> [What is expected] Which lines in the material below contain the word "Video"? Copy each of them.

┌──

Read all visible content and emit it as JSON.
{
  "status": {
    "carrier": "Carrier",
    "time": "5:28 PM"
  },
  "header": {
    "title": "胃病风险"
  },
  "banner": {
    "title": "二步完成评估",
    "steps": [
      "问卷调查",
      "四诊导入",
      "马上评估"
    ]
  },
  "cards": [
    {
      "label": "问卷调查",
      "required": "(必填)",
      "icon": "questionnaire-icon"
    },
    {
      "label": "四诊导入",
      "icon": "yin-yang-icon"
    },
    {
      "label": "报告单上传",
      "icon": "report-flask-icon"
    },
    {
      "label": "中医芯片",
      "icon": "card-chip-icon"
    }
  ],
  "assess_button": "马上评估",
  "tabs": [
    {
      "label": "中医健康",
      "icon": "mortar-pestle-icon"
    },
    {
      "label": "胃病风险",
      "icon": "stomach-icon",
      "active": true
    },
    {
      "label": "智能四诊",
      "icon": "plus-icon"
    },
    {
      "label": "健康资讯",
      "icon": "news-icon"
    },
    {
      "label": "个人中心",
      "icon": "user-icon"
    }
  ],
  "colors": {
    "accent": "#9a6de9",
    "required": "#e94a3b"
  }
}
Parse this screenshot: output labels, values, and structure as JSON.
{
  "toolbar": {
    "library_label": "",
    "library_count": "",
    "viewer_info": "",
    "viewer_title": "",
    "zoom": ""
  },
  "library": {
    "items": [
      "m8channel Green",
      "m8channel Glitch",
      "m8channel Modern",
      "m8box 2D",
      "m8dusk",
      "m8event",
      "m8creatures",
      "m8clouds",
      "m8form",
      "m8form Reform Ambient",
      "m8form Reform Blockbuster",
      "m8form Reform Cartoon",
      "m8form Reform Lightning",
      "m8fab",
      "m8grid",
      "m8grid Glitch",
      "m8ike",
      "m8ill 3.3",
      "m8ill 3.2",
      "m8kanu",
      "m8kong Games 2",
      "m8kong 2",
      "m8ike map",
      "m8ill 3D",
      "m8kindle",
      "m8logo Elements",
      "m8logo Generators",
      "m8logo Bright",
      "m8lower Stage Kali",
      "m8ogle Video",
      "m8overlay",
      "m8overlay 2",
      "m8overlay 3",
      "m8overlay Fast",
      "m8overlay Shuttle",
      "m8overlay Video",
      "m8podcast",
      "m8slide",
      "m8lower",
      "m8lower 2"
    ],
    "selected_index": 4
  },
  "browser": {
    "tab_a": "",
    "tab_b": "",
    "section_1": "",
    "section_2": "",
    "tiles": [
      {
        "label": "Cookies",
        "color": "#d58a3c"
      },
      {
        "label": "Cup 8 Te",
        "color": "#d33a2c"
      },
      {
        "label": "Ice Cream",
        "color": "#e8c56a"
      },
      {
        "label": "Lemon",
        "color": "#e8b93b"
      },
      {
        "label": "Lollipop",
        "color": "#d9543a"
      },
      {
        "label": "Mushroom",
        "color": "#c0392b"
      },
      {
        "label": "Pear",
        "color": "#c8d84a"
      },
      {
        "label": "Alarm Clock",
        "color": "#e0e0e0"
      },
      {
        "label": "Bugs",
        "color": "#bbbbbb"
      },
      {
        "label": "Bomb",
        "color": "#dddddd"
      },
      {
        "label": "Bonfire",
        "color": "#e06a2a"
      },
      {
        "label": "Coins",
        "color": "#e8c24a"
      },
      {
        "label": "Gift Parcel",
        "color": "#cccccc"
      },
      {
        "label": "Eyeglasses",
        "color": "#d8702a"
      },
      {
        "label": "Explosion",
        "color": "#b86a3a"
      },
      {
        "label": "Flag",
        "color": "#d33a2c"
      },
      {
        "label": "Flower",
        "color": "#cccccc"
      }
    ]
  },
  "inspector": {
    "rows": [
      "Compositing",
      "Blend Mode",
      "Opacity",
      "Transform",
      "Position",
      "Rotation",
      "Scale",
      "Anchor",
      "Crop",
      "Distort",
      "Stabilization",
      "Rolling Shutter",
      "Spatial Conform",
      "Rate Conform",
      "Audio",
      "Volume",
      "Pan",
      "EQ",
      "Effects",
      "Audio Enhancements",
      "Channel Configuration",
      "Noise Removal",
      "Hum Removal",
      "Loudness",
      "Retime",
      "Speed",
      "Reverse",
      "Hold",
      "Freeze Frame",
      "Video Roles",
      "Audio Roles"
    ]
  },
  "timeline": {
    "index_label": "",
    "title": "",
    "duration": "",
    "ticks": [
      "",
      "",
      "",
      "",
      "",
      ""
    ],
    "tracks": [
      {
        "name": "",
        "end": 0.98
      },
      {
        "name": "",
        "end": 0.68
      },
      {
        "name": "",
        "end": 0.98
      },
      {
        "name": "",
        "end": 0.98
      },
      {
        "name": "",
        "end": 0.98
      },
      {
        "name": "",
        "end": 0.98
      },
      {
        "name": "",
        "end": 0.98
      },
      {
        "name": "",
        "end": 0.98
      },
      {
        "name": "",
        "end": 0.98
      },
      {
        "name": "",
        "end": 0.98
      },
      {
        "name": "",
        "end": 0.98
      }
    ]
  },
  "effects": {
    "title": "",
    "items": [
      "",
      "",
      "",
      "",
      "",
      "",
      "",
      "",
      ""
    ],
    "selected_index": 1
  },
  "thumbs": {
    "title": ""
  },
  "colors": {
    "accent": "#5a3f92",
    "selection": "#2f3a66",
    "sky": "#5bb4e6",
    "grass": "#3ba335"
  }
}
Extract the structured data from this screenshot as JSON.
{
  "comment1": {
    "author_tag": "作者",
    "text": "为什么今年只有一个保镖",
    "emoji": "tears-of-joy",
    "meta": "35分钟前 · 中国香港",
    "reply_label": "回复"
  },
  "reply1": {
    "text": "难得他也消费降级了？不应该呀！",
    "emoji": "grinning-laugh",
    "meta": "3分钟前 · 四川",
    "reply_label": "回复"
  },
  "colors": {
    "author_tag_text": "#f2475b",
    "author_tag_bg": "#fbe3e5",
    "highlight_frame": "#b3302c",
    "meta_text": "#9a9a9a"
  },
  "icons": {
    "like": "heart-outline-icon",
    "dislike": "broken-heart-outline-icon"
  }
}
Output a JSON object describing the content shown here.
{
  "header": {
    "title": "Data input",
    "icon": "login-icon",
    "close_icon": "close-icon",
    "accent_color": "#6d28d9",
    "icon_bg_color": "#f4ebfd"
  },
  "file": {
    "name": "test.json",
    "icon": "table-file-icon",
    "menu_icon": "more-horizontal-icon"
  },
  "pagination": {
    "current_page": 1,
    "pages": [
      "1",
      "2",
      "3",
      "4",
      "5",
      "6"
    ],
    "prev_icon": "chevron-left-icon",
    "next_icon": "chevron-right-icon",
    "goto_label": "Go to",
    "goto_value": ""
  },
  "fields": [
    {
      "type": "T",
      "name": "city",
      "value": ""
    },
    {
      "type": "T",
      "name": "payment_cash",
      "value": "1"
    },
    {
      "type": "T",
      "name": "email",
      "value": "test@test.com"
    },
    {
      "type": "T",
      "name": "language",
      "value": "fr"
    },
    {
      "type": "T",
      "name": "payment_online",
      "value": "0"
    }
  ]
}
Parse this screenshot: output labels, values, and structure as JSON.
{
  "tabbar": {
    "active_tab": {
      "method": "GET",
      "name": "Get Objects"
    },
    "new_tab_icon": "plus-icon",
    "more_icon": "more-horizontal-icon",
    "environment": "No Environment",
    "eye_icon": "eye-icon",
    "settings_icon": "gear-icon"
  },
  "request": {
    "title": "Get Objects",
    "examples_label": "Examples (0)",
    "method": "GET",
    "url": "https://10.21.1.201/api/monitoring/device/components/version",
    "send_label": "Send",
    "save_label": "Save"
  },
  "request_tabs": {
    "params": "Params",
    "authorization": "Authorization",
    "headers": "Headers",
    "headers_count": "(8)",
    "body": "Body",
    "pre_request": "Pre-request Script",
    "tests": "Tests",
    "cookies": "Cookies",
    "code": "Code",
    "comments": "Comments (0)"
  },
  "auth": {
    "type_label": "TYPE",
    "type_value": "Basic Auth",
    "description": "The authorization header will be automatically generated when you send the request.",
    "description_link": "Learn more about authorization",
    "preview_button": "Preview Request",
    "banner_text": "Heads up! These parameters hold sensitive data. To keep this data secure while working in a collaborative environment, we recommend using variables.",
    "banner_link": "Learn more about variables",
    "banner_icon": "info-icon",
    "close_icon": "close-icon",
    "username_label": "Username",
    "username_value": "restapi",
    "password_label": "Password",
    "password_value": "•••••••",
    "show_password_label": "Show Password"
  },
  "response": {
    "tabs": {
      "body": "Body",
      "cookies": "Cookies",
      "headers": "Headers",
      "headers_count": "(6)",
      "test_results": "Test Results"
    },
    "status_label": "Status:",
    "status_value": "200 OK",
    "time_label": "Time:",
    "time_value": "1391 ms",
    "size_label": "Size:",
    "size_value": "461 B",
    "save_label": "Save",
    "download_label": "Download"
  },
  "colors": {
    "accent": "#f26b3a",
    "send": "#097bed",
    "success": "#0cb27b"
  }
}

└──

> [Solution]
      "m8ogle Video",
      "m8overlay Video",
      "Video Roles",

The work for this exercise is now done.